### What the task asks:
Go through the entries below and print each one exactly, leaving out pictures.

### Records to use:
****************
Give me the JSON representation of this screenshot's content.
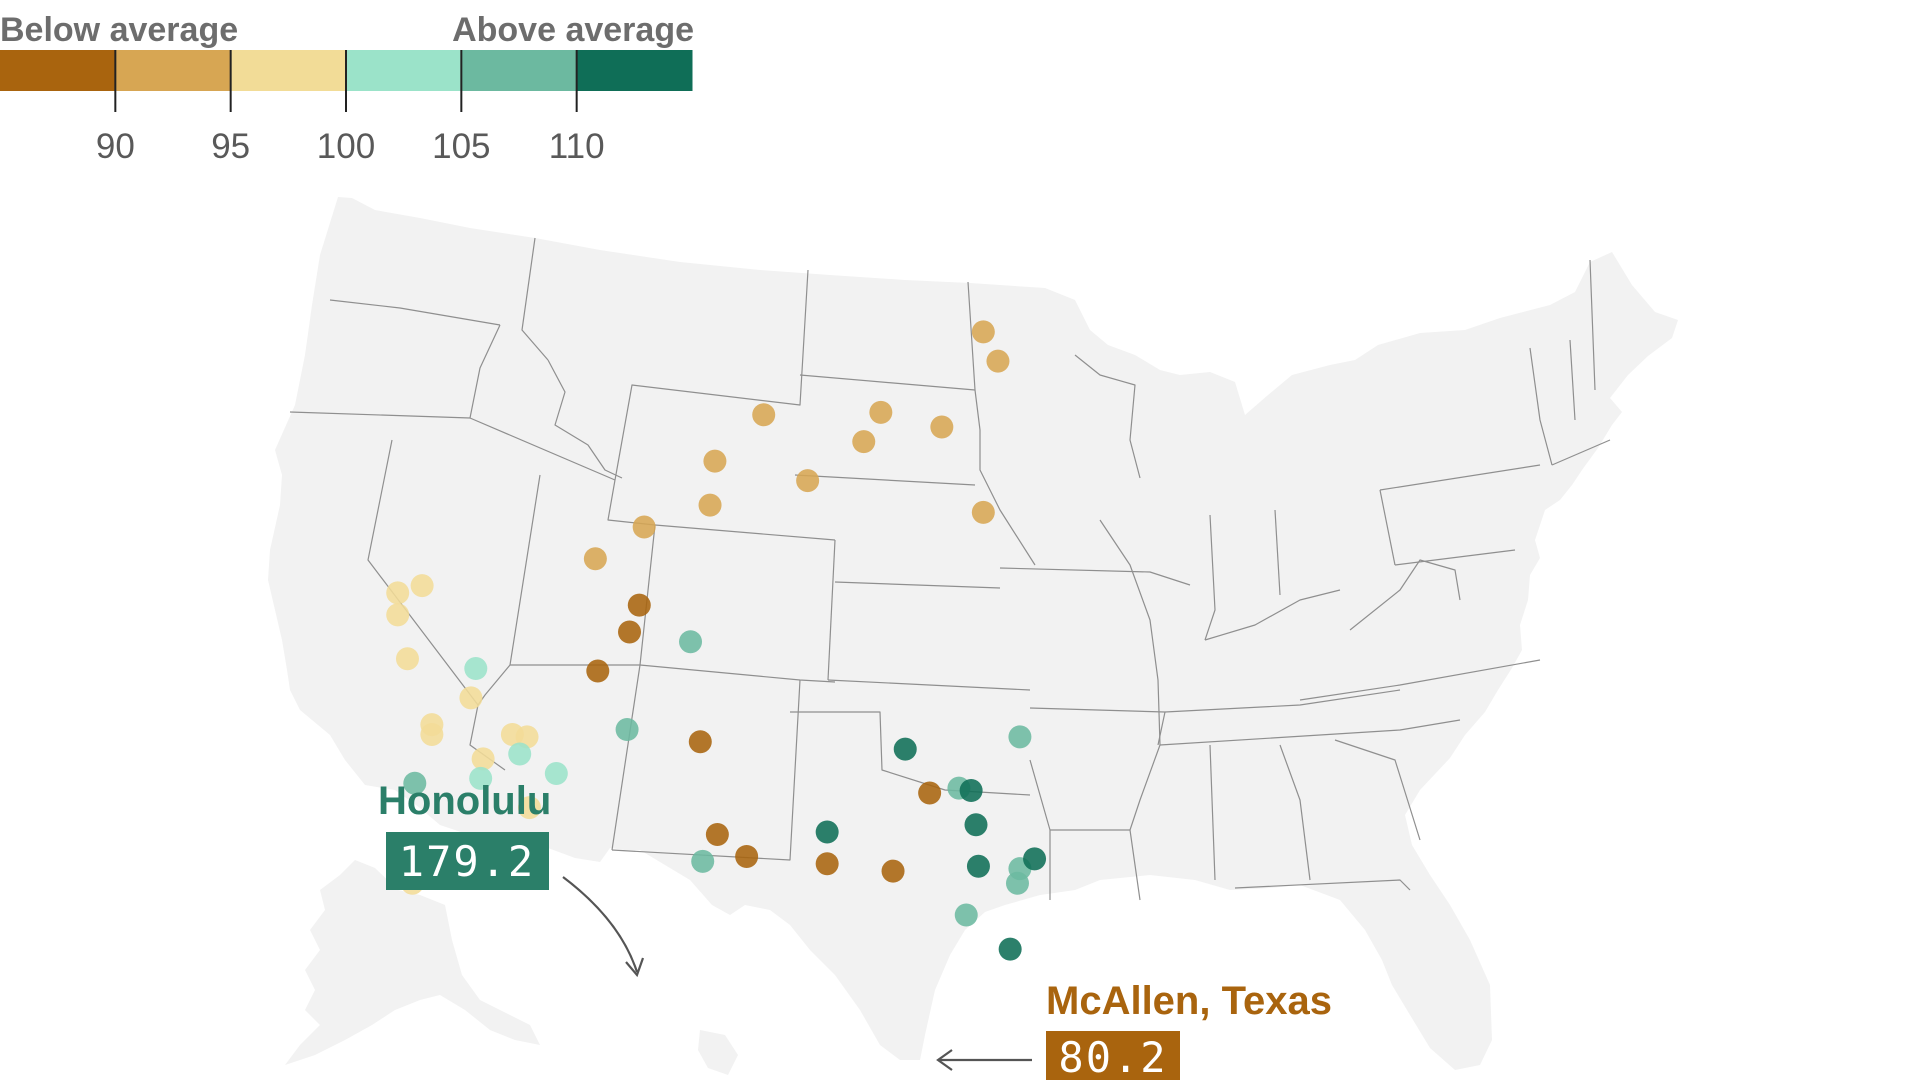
{
  "legend": {
    "below_label": "Below average",
    "above_label": "Above average",
    "ticks": [
      "90",
      "95",
      "100",
      "105",
      "110"
    ],
    "colors": [
      "#a9640e",
      "#d7a653",
      "#f2dc97",
      "#9be3c9",
      "#6cb9a0",
      "#0f6e57"
    ]
  },
  "callouts": {
    "honolulu": {
      "name": "Honolulu",
      "value": "179.2",
      "color": "#2b7f69"
    },
    "mcallen": {
      "name": "McAllen, Texas",
      "value": "80.2",
      "color": "#a9640e"
    }
  },
  "map": {
    "land_color": "#f2f2f2",
    "border_color": "#8f8f8f",
    "cities_by_class": {
      "0": [
        [
          381,
          325
        ],
        [
          366,
          357
        ],
        [
          339,
          354
        ],
        [
          306,
          351
        ],
        [
          294,
          342
        ],
        [
          287,
          304
        ],
        [
          262,
          248
        ],
        [
          258,
          259
        ],
        [
          245,
          275
        ]
      ],
      "1": [
        [
          244,
          229
        ],
        [
          264,
          216
        ],
        [
          293,
          189
        ],
        [
          291,
          207
        ],
        [
          313,
          170
        ],
        [
          331,
          197
        ],
        [
          354,
          181
        ],
        [
          386,
          175
        ],
        [
          409,
          148
        ],
        [
          403,
          210
        ],
        [
          403,
          136
        ],
        [
          361,
          169
        ]
      ],
      "2": [
        [
          173,
          240
        ],
        [
          163,
          243
        ],
        [
          163,
          252
        ],
        [
          167,
          270
        ],
        [
          177,
          301
        ],
        [
          193,
          286
        ],
        [
          198,
          311
        ],
        [
          210,
          301
        ],
        [
          216,
          302
        ],
        [
          177,
          297
        ],
        [
          217,
          331
        ],
        [
          207,
          351
        ],
        [
          217,
          357
        ],
        [
          178,
          358
        ],
        [
          169,
          362
        ]
      ],
      "3": [
        [
          195,
          274
        ],
        [
          197,
          319
        ],
        [
          213,
          309
        ],
        [
          228,
          317
        ]
      ],
      "4": [
        [
          170,
          321
        ],
        [
          283,
          263
        ],
        [
          257,
          299
        ],
        [
          288,
          353
        ],
        [
          396,
          375
        ],
        [
          417,
          362
        ],
        [
          418,
          356
        ],
        [
          393,
          323
        ],
        [
          418,
          302
        ]
      ],
      "5": [
        [
          371,
          307
        ],
        [
          339,
          341
        ],
        [
          398,
          324
        ],
        [
          400,
          338
        ],
        [
          401,
          355
        ],
        [
          424,
          352
        ],
        [
          414,
          389
        ]
      ]
    }
  }
}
****************
### Answer for the task:
Give me the JSON representation of this screenshot's content.
{
  "legend": {
    "below_label": "Below average",
    "above_label": "Above average",
    "ticks": [
      "90",
      "95",
      "100",
      "105",
      "110"
    ],
    "colors": [
      "#a9640e",
      "#d7a653",
      "#f2dc97",
      "#9be3c9",
      "#6cb9a0",
      "#0f6e57"
    ]
  },
  "callouts": {
    "honolulu": {
      "name": "Honolulu",
      "value": "179.2",
      "color": "#2b7f69"
    },
    "mcallen": {
      "name": "McAllen, Texas",
      "value": "80.2",
      "color": "#a9640e"
    }
  },
  "map": {
    "land_color": "#f2f2f2",
    "border_color": "#8f8f8f",
    "cities_by_class": {
      "0": [
        [
          381,
          325
        ],
        [
          366,
          357
        ],
        [
          339,
          354
        ],
        [
          306,
          351
        ],
        [
          294,
          342
        ],
        [
          287,
          304
        ],
        [
          262,
          248
        ],
        [
          258,
          259
        ],
        [
          245,
          275
        ]
      ],
      "1": [
        [
          244,
          229
        ],
        [
          264,
          216
        ],
        [
          293,
          189
        ],
        [
          291,
          207
        ],
        [
          313,
          170
        ],
        [
          331,
          197
        ],
        [
          354,
          181
        ],
        [
          386,
          175
        ],
        [
          409,
          148
        ],
        [
          403,
          210
        ],
        [
          403,
          136
        ],
        [
          361,
          169
        ]
      ],
      "2": [
        [
          173,
          240
        ],
        [
          163,
          243
        ],
        [
          163,
          252
        ],
        [
          167,
          270
        ],
        [
          177,
          301
        ],
        [
          193,
          286
        ],
        [
          198,
          311
        ],
        [
          210,
          301
        ],
        [
          216,
          302
        ],
        [
          177,
          297
        ],
        [
          217,
          331
        ],
        [
          207,
          351
        ],
        [
          217,
          357
        ],
        [
          178,
          358
        ],
        [
          169,
          362
        ]
      ],
      "3": [
        [
          195,
          274
        ],
        [
          197,
          319
        ],
        [
          213,
          309
        ],
        [
          228,
          317
        ]
      ],
      "4": [
        [
          170,
          321
        ],
        [
          283,
          263
        ],
        [
          257,
          299
        ],
        [
          288,
          353
        ],
        [
          396,
          375
        ],
        [
          417,
          362
        ],
        [
          418,
          356
        ],
        [
          393,
          323
        ],
        [
          418,
          302
        ]
      ],
      "5": [
        [
          371,
          307
        ],
        [
          339,
          341
        ],
        [
          398,
          324
        ],
        [
          400,
          338
        ],
        [
          401,
          355
        ],
        [
          424,
          352
        ],
        [
          414,
          389
        ]
      ]
    }
  }
}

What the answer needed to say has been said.